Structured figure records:
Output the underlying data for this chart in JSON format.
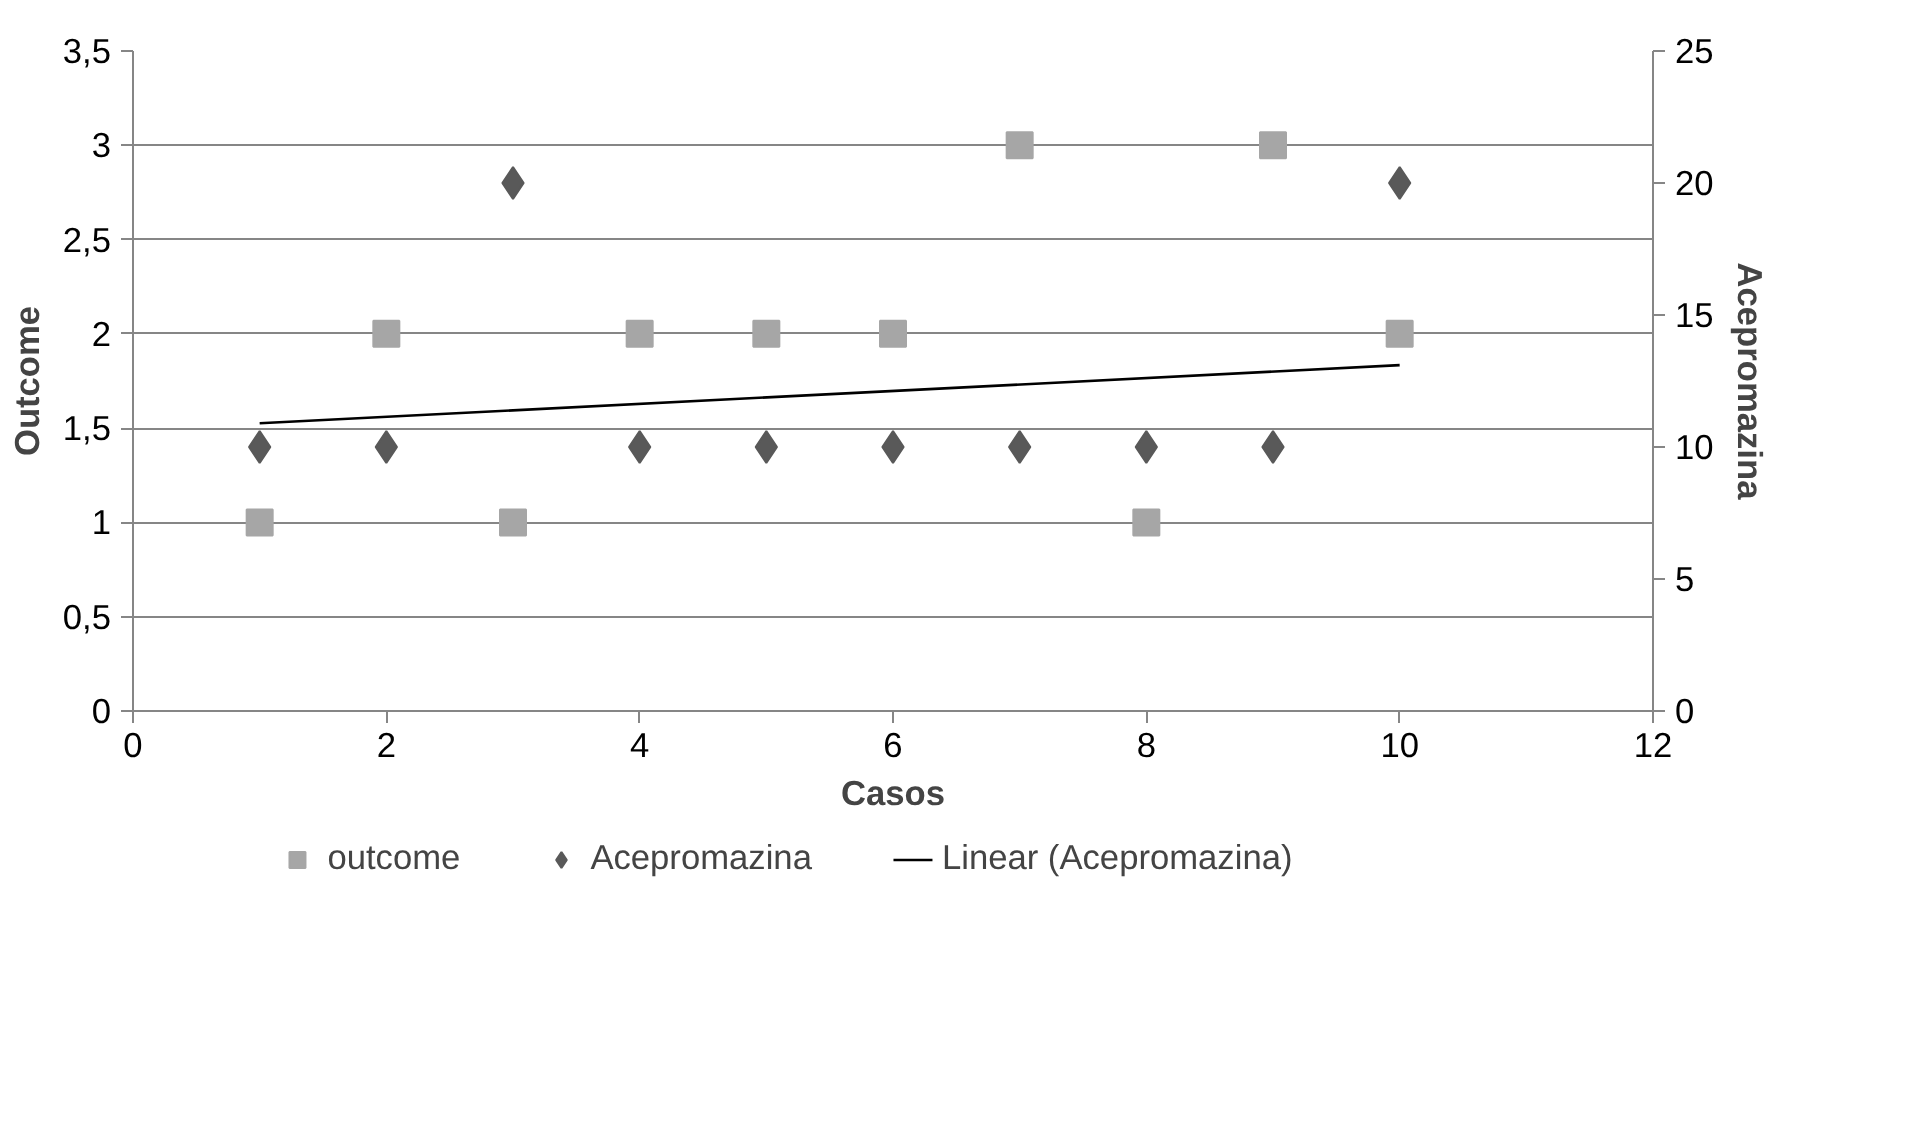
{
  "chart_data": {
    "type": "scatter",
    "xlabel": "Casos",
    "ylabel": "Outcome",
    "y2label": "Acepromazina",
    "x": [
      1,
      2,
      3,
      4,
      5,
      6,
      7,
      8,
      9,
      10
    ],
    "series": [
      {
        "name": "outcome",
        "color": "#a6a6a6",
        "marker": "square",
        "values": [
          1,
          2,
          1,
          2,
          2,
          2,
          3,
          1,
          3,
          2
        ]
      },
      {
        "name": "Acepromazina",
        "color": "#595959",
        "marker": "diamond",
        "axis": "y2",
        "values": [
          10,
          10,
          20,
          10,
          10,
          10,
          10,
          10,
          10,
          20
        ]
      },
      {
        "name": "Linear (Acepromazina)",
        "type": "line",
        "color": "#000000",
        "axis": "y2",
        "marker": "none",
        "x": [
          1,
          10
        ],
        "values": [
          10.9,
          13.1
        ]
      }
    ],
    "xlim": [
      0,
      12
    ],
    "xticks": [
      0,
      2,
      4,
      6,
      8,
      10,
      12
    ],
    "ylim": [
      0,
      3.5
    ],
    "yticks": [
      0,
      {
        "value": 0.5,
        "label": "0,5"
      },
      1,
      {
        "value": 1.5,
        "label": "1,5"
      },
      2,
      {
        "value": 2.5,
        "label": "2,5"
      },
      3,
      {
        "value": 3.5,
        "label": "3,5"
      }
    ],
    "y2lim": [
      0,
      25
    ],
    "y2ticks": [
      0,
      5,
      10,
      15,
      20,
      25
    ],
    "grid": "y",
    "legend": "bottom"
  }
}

What the task requires:
Set down the material above as is, without any pictures.

Correct response:
Output the underlying data for this chart in JSON format.
{
  "chart_data": {
    "type": "scatter",
    "xlabel": "Casos",
    "ylabel": "Outcome",
    "y2label": "Acepromazina",
    "x": [
      1,
      2,
      3,
      4,
      5,
      6,
      7,
      8,
      9,
      10
    ],
    "series": [
      {
        "name": "outcome",
        "color": "#a6a6a6",
        "marker": "square",
        "values": [
          1,
          2,
          1,
          2,
          2,
          2,
          3,
          1,
          3,
          2
        ]
      },
      {
        "name": "Acepromazina",
        "color": "#595959",
        "marker": "diamond",
        "axis": "y2",
        "values": [
          10,
          10,
          20,
          10,
          10,
          10,
          10,
          10,
          10,
          20
        ]
      },
      {
        "name": "Linear (Acepromazina)",
        "type": "line",
        "color": "#000000",
        "axis": "y2",
        "marker": "none",
        "x": [
          1,
          10
        ],
        "values": [
          10.9,
          13.1
        ]
      }
    ],
    "xlim": [
      0,
      12
    ],
    "xticks": [
      0,
      2,
      4,
      6,
      8,
      10,
      12
    ],
    "ylim": [
      0,
      3.5
    ],
    "yticks": [
      0,
      {
        "value": 0.5,
        "label": "0,5"
      },
      1,
      {
        "value": 1.5,
        "label": "1,5"
      },
      2,
      {
        "value": 2.5,
        "label": "2,5"
      },
      3,
      {
        "value": 3.5,
        "label": "3,5"
      }
    ],
    "y2lim": [
      0,
      25
    ],
    "y2ticks": [
      0,
      5,
      10,
      15,
      20,
      25
    ],
    "grid": "y",
    "legend": "bottom"
  }
}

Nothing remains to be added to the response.